[Dataset entries on figures]
* * * * * * * * *
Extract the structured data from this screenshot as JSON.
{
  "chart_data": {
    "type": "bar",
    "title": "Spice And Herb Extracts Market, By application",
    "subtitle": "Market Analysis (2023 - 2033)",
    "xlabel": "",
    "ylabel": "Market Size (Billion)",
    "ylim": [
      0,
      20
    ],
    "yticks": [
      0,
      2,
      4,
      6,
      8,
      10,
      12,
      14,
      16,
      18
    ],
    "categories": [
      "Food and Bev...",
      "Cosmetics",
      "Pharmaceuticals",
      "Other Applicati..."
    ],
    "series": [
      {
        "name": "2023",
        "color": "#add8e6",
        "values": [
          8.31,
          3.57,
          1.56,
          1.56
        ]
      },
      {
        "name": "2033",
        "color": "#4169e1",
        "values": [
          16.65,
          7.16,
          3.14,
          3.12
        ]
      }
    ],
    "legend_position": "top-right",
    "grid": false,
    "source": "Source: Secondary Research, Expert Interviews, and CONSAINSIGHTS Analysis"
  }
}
* * * * * * * * *
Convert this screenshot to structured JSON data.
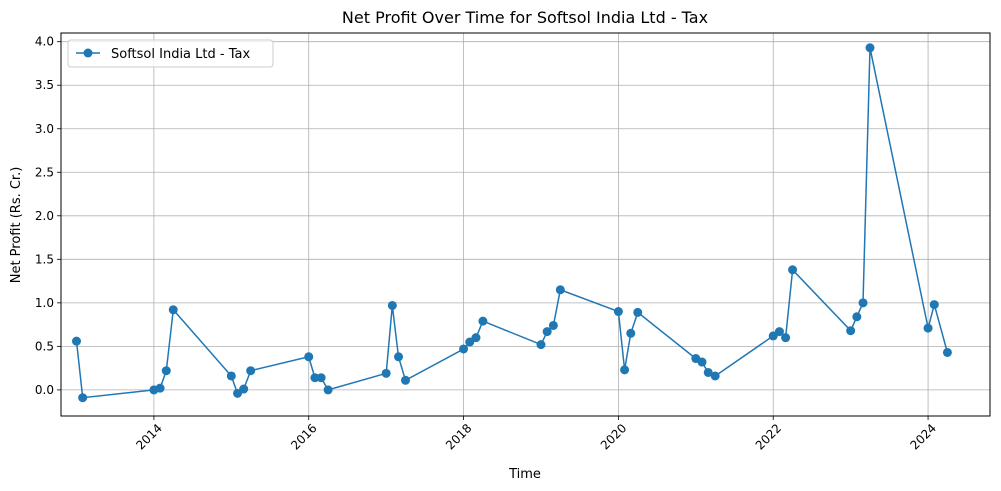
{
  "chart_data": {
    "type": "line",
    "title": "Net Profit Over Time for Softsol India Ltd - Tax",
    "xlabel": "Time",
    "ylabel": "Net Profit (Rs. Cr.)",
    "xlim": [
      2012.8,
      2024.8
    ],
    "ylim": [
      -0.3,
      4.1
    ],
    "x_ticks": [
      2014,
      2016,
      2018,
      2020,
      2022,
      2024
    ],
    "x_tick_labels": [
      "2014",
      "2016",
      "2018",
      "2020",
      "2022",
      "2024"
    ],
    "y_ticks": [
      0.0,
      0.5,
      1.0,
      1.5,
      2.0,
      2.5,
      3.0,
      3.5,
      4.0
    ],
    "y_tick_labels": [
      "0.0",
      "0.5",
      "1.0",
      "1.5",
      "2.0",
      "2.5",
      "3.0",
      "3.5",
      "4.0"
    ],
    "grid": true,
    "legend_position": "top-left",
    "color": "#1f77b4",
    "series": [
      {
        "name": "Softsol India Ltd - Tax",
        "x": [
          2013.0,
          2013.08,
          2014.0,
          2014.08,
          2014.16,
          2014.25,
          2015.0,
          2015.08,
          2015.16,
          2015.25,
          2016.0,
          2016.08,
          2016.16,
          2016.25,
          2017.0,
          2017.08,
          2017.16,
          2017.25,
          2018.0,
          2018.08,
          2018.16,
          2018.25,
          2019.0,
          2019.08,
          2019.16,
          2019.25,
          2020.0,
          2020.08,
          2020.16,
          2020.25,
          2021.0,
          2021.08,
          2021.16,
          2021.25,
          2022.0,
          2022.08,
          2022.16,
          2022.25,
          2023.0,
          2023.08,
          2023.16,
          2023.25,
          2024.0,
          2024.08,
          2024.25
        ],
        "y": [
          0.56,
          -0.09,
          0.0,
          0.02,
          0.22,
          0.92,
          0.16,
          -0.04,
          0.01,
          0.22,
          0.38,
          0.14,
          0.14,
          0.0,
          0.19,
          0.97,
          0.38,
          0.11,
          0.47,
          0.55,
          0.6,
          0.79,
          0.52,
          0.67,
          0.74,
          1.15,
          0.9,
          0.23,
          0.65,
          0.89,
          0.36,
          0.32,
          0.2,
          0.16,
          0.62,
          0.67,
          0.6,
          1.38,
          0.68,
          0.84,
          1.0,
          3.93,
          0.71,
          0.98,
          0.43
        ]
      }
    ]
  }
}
* * * * * * * * *
| AIM OF THE TASK |
Copy every line that contains the string "Time".

| OUTPUT |
    "title": "Net Profit Over Time for Softsol India Ltd - Tax",
    "xlabel": "Time",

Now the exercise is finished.